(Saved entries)
+-------+

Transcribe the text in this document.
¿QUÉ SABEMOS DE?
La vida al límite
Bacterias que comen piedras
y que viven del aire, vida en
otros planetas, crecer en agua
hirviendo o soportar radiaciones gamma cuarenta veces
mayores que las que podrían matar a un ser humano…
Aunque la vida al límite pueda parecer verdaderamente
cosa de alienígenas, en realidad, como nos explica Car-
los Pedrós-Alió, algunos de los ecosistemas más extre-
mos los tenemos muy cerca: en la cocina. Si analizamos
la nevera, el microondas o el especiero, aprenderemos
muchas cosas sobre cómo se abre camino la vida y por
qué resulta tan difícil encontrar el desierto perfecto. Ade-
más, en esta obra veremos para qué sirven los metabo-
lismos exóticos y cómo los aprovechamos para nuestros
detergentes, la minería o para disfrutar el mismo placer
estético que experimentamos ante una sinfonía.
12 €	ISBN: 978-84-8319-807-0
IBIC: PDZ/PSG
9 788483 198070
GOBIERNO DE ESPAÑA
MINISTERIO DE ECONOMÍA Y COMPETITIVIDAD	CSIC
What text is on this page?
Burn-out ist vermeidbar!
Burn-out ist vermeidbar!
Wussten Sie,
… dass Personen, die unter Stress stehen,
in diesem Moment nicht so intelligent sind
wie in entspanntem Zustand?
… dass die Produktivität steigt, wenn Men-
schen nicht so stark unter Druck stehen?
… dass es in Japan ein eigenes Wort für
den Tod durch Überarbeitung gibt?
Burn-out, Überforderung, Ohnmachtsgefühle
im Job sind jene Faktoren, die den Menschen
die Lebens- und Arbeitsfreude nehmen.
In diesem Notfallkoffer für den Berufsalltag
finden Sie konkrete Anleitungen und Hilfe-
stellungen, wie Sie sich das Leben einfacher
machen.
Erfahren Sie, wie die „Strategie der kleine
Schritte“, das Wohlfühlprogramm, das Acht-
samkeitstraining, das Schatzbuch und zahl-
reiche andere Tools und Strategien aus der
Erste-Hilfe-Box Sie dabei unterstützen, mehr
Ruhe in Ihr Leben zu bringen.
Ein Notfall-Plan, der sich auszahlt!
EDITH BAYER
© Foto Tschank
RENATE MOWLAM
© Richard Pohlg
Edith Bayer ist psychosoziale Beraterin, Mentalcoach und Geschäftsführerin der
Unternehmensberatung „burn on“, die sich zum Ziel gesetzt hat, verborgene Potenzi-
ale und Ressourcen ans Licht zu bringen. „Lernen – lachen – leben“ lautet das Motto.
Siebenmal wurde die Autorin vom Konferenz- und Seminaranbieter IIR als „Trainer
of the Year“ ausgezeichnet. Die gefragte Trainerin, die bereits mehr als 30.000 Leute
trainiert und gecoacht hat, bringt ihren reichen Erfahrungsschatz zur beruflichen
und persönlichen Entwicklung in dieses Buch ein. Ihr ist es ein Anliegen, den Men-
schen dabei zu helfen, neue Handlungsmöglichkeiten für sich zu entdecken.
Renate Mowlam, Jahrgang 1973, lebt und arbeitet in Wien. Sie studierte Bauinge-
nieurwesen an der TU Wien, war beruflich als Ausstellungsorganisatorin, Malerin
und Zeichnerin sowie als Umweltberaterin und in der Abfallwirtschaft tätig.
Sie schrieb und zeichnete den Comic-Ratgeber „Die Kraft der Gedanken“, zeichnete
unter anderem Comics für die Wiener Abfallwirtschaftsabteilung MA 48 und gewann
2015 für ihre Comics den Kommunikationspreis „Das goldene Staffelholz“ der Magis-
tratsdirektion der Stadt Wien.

+-------+

Work task: Repeat the data in full. Nothing may be dropped or altered.

Problem solution:
Transcribe the text in this document.
¿QUÉ SABEMOS DE?
La vida al límite
Bacterias que comen piedras
y que viven del aire, vida en
otros planetas, crecer en agua
hirviendo o soportar radiaciones gamma cuarenta veces
mayores que las que podrían matar a un ser humano…
Aunque la vida al límite pueda parecer verdaderamente
cosa de alienígenas, en realidad, como nos explica Car-
los Pedrós-Alió, algunos de los ecosistemas más extre-
mos los tenemos muy cerca: en la cocina. Si analizamos
la nevera, el microondas o el especiero, aprenderemos
muchas cosas sobre cómo se abre camino la vida y por
qué resulta tan difícil encontrar el desierto perfecto. Ade-
más, en esta obra veremos para qué sirven los metabo-
lismos exóticos y cómo los aprovechamos para nuestros
detergentes, la minería o para disfrutar el mismo placer
estético que experimentamos ante una sinfonía.
12 €	ISBN: 978-84-8319-807-0
IBIC: PDZ/PSG
9 788483 198070
GOBIERNO DE ESPAÑA
MINISTERIO DE ECONOMÍA Y COMPETITIVIDAD	CSIC
What text is on this page?
Burn-out ist vermeidbar!
Burn-out ist vermeidbar!
Wussten Sie,
… dass Personen, die unter Stress stehen,
in diesem Moment nicht so intelligent sind
wie in entspanntem Zustand?
… dass die Produktivität steigt, wenn Men-
schen nicht so stark unter Druck stehen?
… dass es in Japan ein eigenes Wort für
den Tod durch Überarbeitung gibt?
Burn-out, Überforderung, Ohnmachtsgefühle
im Job sind jene Faktoren, die den Menschen
die Lebens- und Arbeitsfreude nehmen.
In diesem Notfallkoffer für den Berufsalltag
finden Sie konkrete Anleitungen und Hilfe-
stellungen, wie Sie sich das Leben einfacher
machen.
Erfahren Sie, wie die „Strategie der kleine
Schritte“, das Wohlfühlprogramm, das Acht-
samkeitstraining, das Schatzbuch und zahl-
reiche andere Tools und Strategien aus der
Erste-Hilfe-Box Sie dabei unterstützen, mehr
Ruhe in Ihr Leben zu bringen.
Ein Notfall-Plan, der sich auszahlt!
EDITH BAYER
© Foto Tschank
RENATE MOWLAM
© Richard Pohlg
Edith Bayer ist psychosoziale Beraterin, Mentalcoach und Geschäftsführerin der
Unternehmensberatung „burn on“, die sich zum Ziel gesetzt hat, verborgene Potenzi-
ale und Ressourcen ans Licht zu bringen. „Lernen – lachen – leben“ lautet das Motto.
Siebenmal wurde die Autorin vom Konferenz- und Seminaranbieter IIR als „Trainer
of the Year“ ausgezeichnet. Die gefragte Trainerin, die bereits mehr als 30.000 Leute
trainiert und gecoacht hat, bringt ihren reichen Erfahrungsschatz zur beruflichen
und persönlichen Entwicklung in dieses Buch ein. Ihr ist es ein Anliegen, den Men-
schen dabei zu helfen, neue Handlungsmöglichkeiten für sich zu entdecken.
Renate Mowlam, Jahrgang 1973, lebt und arbeitet in Wien. Sie studierte Bauinge-
nieurwesen an der TU Wien, war beruflich als Ausstellungsorganisatorin, Malerin
und Zeichnerin sowie als Umweltberaterin und in der Abfallwirtschaft tätig.
Sie schrieb und zeichnete den Comic-Ratgeber „Die Kraft der Gedanken“, zeichnete
unter anderem Comics für die Wiener Abfallwirtschaftsabteilung MA 48 und gewann
2015 für ihre Comics den Kommunikationspreis „Das goldene Staffelholz“ der Magis-
tratsdirektion der Stadt Wien.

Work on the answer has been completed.